Given exercise: Render every entry exactly as it appears.

****************

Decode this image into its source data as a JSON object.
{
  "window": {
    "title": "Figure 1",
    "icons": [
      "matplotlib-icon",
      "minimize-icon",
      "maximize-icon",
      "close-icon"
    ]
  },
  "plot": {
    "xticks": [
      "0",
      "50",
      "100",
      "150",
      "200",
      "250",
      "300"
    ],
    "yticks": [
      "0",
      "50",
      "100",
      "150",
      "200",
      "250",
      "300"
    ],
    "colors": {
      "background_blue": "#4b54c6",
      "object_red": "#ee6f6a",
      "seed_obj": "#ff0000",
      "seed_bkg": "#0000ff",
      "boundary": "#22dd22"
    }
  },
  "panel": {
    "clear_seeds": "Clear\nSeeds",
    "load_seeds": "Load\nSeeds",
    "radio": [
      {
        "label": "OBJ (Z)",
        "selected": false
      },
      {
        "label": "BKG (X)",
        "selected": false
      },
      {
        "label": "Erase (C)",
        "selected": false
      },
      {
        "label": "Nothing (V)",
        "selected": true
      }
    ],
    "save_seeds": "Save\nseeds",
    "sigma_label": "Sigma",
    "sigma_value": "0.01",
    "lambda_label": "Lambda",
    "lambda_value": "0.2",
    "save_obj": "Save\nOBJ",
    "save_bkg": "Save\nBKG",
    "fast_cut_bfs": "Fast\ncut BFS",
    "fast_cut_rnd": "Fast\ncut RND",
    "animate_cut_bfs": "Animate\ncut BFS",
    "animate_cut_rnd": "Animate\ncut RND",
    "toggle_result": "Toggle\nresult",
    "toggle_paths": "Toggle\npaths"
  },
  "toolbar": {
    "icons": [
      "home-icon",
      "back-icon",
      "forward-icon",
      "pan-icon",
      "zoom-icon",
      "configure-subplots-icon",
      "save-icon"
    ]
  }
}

****************

Exercise result:
Decode this image into its source data as a JSON object.
{
  "window": {
    "title": "Figure 1",
    "icons": [
      "matplotlib-icon",
      "minimize-icon",
      "maximize-icon",
      "close-icon"
    ]
  },
  "plot": {
    "xticks": [
      "0",
      "50",
      "100",
      "150",
      "200",
      "250",
      "300"
    ],
    "yticks": [
      "0",
      "50",
      "100",
      "150",
      "200",
      "250",
      "300"
    ],
    "colors": {
      "background_blue": "#4b54c6",
      "object_red": "#ee6f6a",
      "seed_obj": "#ff0000",
      "seed_bkg": "#0000ff",
      "boundary": "#22dd22"
    }
  },
  "panel": {
    "clear_seeds": "Clear\nSeeds",
    "load_seeds": "Load\nSeeds",
    "radio": [
      {
        "label": "OBJ (Z)",
        "selected": false
      },
      {
        "label": "BKG (X)",
        "selected": false
      },
      {
        "label": "Erase (C)",
        "selected": false
      },
      {
        "label": "Nothing (V)",
        "selected": true
      }
    ],
    "save_seeds": "Save\nseeds",
    "sigma_label": "Sigma",
    "sigma_value": "0.01",
    "lambda_label": "Lambda",
    "lambda_value": "0.2",
    "save_obj": "Save\nOBJ",
    "save_bkg": "Save\nBKG",
    "fast_cut_bfs": "Fast\ncut BFS",
    "fast_cut_rnd": "Fast\ncut RND",
    "animate_cut_bfs": "Animate\ncut BFS",
    "animate_cut_rnd": "Animate\ncut RND",
    "toggle_result": "Toggle\nresult",
    "toggle_paths": "Toggle\npaths"
  },
  "toolbar": {
    "icons": [
      "home-icon",
      "back-icon",
      "forward-icon",
      "pan-icon",
      "zoom-icon",
      "configure-subplots-icon",
      "save-icon"
    ]
  }
}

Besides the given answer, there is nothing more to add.